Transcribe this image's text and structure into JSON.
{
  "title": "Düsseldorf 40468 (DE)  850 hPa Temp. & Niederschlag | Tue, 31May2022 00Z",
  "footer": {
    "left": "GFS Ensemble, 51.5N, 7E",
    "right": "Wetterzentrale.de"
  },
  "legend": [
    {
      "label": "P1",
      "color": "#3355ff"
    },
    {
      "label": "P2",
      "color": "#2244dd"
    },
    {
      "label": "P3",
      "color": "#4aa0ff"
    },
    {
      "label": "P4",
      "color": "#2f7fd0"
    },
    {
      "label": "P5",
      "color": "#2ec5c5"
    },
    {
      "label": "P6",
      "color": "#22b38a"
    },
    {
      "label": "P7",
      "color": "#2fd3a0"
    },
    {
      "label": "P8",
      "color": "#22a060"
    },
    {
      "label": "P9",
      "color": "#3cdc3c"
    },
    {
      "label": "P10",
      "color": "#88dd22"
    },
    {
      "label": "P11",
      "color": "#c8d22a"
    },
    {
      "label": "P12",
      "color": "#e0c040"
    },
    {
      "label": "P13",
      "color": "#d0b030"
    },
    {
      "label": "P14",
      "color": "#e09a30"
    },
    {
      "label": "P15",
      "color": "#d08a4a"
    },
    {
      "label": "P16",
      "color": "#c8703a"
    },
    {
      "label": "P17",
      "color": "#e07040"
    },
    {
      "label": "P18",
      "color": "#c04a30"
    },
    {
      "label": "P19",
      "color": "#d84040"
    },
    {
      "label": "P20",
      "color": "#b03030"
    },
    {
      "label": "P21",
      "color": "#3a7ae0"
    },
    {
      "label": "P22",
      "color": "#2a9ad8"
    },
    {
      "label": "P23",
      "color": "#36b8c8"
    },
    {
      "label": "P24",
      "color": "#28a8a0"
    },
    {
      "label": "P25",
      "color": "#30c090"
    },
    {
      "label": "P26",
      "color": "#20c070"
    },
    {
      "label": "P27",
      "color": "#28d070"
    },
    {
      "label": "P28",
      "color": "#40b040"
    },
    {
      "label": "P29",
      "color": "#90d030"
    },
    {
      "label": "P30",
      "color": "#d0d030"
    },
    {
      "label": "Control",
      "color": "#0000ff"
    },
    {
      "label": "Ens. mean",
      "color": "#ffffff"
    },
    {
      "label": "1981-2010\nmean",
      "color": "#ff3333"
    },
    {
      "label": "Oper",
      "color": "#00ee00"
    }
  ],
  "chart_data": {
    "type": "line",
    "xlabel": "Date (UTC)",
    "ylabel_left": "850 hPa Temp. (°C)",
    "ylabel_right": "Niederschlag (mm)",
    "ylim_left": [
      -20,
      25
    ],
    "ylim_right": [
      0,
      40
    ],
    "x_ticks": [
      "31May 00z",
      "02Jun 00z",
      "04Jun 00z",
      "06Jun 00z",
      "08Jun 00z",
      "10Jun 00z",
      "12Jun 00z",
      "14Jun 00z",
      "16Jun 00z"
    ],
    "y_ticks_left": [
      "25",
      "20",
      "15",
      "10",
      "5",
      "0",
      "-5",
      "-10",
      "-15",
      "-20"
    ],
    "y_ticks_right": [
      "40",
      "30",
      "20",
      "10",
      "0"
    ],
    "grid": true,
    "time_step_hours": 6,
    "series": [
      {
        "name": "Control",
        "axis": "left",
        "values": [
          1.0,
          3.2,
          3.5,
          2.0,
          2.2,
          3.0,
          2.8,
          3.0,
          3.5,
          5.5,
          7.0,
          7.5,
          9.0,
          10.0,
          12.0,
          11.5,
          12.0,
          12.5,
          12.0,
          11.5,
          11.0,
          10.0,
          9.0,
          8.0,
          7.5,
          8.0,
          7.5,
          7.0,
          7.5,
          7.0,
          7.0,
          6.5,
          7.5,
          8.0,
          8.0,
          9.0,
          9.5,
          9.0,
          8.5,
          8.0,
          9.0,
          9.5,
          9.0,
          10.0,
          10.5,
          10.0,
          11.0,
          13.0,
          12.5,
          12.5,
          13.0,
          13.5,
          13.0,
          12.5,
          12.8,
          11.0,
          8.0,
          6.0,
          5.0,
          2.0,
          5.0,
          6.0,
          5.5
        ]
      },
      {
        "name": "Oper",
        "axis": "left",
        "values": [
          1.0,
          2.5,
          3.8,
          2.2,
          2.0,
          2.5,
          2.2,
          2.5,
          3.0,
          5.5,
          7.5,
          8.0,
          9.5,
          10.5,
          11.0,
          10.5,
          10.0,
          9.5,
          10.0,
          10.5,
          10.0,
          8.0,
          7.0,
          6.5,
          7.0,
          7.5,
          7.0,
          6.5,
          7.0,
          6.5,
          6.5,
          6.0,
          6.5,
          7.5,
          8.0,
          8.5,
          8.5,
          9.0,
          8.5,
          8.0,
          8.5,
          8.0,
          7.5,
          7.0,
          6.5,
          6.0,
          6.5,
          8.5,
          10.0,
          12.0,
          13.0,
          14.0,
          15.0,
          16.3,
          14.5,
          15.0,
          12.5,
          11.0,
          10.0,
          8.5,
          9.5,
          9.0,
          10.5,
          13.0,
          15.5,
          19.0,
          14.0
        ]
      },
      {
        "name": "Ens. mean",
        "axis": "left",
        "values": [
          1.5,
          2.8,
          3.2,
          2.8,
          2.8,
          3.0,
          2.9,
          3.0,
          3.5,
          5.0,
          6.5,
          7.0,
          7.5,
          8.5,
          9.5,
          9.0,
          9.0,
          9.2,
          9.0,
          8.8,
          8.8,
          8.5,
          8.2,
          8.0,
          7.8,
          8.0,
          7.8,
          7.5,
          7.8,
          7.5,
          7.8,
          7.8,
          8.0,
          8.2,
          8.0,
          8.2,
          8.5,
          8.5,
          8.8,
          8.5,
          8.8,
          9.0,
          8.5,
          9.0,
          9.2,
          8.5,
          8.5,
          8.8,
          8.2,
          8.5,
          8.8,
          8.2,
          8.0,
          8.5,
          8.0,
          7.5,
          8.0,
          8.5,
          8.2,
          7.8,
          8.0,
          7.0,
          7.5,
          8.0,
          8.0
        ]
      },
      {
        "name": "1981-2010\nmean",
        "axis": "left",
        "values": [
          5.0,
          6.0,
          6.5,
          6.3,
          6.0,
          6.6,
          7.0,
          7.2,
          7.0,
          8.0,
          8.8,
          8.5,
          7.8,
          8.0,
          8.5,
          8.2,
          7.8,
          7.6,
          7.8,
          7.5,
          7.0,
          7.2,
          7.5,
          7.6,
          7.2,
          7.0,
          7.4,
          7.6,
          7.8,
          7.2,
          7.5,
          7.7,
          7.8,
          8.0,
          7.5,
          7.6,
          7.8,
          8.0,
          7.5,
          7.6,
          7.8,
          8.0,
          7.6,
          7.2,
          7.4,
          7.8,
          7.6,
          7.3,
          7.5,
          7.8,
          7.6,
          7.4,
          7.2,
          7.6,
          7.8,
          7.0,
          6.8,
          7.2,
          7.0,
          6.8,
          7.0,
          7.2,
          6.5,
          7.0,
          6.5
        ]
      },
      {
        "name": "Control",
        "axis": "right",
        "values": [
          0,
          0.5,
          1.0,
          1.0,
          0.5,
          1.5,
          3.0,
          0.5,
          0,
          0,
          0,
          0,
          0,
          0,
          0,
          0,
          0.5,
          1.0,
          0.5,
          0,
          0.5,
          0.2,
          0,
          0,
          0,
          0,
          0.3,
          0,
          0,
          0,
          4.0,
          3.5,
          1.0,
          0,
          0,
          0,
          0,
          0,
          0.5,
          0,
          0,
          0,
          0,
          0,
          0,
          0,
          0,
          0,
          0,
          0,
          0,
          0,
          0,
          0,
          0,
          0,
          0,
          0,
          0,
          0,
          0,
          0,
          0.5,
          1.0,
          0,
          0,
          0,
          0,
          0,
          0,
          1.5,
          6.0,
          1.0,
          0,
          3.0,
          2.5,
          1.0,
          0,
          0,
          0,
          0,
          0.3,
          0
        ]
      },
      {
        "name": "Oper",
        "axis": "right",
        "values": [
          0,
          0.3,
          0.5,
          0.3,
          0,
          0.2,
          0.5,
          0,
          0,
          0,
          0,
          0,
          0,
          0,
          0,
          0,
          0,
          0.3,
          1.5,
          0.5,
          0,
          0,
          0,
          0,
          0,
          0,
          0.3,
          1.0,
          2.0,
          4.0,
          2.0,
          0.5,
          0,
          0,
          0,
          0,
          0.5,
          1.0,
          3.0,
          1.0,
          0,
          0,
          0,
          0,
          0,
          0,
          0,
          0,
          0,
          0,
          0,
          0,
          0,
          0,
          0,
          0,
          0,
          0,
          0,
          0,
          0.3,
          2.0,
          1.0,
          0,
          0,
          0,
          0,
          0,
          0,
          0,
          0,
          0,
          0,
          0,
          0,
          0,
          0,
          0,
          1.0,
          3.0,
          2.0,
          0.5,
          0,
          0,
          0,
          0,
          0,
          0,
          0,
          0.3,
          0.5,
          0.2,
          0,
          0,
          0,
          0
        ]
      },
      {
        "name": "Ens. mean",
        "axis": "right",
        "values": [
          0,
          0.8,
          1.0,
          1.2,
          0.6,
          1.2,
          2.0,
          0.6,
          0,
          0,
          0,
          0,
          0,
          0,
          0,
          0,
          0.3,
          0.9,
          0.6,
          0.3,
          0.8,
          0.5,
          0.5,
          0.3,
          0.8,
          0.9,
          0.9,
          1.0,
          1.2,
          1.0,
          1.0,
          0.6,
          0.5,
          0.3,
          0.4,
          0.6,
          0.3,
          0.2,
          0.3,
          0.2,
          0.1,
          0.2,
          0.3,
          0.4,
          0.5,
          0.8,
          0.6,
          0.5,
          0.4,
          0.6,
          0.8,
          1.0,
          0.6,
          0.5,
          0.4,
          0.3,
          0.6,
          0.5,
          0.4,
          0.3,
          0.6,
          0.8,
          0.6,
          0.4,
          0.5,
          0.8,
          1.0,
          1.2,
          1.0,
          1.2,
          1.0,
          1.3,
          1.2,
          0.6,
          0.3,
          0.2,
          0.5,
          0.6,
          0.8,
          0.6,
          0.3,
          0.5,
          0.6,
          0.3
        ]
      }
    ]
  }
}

☆ ☆ ☆ ☆ ☆

Gather all the lines that include the word "Niederschlag" and copy them out.

  "title": "Düsseldorf 40468 (DE)  850 hPa Temp. & Niederschlag | Tue, 31May2022 00Z",
    "ylabel_right": "Niederschlag (mm)",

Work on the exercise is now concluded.